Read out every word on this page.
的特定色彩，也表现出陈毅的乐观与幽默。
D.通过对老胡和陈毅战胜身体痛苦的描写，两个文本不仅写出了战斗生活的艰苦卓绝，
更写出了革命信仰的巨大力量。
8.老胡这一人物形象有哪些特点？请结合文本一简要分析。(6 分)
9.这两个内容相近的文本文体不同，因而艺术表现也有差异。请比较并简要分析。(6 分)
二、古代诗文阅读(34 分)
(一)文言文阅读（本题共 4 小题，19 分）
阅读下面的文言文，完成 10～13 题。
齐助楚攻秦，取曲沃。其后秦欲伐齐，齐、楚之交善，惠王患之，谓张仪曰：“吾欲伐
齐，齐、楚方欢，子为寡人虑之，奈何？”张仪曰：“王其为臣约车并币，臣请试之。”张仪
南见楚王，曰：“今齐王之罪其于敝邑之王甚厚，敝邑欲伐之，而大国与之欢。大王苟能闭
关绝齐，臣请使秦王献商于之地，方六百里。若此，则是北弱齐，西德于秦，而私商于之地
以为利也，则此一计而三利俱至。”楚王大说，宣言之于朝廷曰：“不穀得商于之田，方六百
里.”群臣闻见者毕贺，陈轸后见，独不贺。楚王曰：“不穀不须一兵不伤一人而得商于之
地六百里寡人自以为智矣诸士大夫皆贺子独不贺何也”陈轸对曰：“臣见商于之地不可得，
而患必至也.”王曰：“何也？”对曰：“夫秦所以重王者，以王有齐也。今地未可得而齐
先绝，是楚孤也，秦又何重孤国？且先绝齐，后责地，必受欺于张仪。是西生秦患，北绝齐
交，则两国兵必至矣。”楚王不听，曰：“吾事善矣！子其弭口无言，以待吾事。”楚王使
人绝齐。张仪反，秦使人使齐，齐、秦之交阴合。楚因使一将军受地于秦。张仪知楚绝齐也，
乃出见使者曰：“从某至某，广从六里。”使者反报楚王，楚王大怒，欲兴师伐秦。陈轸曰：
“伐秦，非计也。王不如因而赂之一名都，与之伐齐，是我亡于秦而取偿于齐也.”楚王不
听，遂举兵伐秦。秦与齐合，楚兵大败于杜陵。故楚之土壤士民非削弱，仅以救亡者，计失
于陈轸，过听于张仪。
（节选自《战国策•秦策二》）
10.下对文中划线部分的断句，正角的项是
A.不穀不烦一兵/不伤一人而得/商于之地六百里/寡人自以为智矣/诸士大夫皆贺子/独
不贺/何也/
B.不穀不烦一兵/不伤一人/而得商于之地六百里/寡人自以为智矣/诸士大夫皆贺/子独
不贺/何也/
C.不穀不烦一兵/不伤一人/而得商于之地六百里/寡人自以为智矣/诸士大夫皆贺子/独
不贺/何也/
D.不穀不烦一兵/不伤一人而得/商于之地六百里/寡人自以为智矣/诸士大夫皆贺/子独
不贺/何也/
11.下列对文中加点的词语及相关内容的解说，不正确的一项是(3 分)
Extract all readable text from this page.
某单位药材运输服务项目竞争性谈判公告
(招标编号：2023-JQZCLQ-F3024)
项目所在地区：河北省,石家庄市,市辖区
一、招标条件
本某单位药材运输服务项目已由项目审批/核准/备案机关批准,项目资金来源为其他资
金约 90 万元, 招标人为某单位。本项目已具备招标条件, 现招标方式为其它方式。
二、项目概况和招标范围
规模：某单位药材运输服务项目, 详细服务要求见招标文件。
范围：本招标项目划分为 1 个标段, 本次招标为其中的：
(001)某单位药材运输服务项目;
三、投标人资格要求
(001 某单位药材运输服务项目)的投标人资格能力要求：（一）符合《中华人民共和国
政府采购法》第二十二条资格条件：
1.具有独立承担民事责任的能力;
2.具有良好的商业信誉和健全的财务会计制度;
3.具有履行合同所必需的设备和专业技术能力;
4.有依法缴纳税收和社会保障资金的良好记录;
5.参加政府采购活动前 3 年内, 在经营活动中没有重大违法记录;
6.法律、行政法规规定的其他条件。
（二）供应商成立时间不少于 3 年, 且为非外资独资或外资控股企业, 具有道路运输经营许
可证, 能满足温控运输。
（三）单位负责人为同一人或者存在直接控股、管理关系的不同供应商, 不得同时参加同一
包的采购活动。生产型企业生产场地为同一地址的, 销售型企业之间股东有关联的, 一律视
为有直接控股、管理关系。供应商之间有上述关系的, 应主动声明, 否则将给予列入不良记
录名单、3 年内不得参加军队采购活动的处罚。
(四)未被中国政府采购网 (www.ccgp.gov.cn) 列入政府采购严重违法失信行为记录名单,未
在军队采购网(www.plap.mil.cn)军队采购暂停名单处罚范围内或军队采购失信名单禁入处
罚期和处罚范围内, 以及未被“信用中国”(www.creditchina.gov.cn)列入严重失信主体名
----
> [Direction]:
Quote exactly what appears from the line containing "Extract all readable text from this page." through the final line of the listing above, including both of those lines.

> [Expected output]:
Extract all readable text from this page.
某单位药材运输服务项目竞争性谈判公告
(招标编号：2023-JQZCLQ-F3024)
项目所在地区：河北省,石家庄市,市辖区
一、招标条件
本某单位药材运输服务项目已由项目审批/核准/备案机关批准,项目资金来源为其他资
金约 90 万元, 招标人为某单位。本项目已具备招标条件, 现招标方式为其它方式。
二、项目概况和招标范围
规模：某单位药材运输服务项目, 详细服务要求见招标文件。
范围：本招标项目划分为 1 个标段, 本次招标为其中的：
(001)某单位药材运输服务项目;
三、投标人资格要求
(001 某单位药材运输服务项目)的投标人资格能力要求：（一）符合《中华人民共和国
政府采购法》第二十二条资格条件：
1.具有独立承担民事责任的能力;
2.具有良好的商业信誉和健全的财务会计制度;
3.具有履行合同所必需的设备和专业技术能力;
4.有依法缴纳税收和社会保障资金的良好记录;
5.参加政府采购活动前 3 年内, 在经营活动中没有重大违法记录;
6.法律、行政法规规定的其他条件。
（二）供应商成立时间不少于 3 年, 且为非外资独资或外资控股企业, 具有道路运输经营许
可证, 能满足温控运输。
（三）单位负责人为同一人或者存在直接控股、管理关系的不同供应商, 不得同时参加同一
包的采购活动。生产型企业生产场地为同一地址的, 销售型企业之间股东有关联的, 一律视
为有直接控股、管理关系。供应商之间有上述关系的, 应主动声明, 否则将给予列入不良记
录名单、3 年内不得参加军队采购活动的处罚。
(四)未被中国政府采购网 (www.ccgp.gov.cn) 列入政府采购严重违法失信行为记录名单,未
在军队采购网(www.plap.mil.cn)军队采购暂停名单处罚范围内或军队采购失信名单禁入处
罚期和处罚范围内, 以及未被“信用中国”(www.creditchina.gov.cn)列入严重失信主体名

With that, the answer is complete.